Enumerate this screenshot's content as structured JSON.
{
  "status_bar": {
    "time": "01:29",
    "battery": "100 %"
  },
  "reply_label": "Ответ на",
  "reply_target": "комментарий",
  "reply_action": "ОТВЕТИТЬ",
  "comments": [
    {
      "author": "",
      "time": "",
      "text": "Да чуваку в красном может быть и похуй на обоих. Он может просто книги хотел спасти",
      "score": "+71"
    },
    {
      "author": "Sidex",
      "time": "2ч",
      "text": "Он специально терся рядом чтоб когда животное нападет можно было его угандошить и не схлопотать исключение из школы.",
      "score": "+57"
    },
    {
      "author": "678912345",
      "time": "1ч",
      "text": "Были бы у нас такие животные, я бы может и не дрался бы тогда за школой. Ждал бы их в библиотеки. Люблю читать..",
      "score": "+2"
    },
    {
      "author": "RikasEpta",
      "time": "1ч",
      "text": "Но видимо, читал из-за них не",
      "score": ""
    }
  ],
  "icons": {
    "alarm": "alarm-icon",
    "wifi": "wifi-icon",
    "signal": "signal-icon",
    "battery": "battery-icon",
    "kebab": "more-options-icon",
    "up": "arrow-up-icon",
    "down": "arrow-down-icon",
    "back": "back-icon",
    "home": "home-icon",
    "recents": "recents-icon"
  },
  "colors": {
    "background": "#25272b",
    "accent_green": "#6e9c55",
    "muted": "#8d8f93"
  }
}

[Required work]
Output all preceding records character for character.

[Worked solution]
Enumerate this screenshot's content as structured JSON.
{
  "status_bar": {
    "time": "01:29",
    "battery": "100 %"
  },
  "reply_label": "Ответ на",
  "reply_target": "комментарий",
  "reply_action": "ОТВЕТИТЬ",
  "comments": [
    {
      "author": "",
      "time": "",
      "text": "Да чуваку в красном может быть и похуй на обоих. Он может просто книги хотел спасти",
      "score": "+71"
    },
    {
      "author": "Sidex",
      "time": "2ч",
      "text": "Он специально терся рядом чтоб когда животное нападет можно было его угандошить и не схлопотать исключение из школы.",
      "score": "+57"
    },
    {
      "author": "678912345",
      "time": "1ч",
      "text": "Были бы у нас такие животные, я бы может и не дрался бы тогда за школой. Ждал бы их в библиотеки. Люблю читать..",
      "score": "+2"
    },
    {
      "author": "RikasEpta",
      "time": "1ч",
      "text": "Но видимо, читал из-за них не",
      "score": ""
    }
  ],
  "icons": {
    "alarm": "alarm-icon",
    "wifi": "wifi-icon",
    "signal": "signal-icon",
    "battery": "battery-icon",
    "kebab": "more-options-icon",
    "up": "arrow-up-icon",
    "down": "arrow-down-icon",
    "back": "back-icon",
    "home": "home-icon",
    "recents": "recents-icon"
  },
  "colors": {
    "background": "#25272b",
    "accent_green": "#6e9c55",
    "muted": "#8d8f93"
  }
}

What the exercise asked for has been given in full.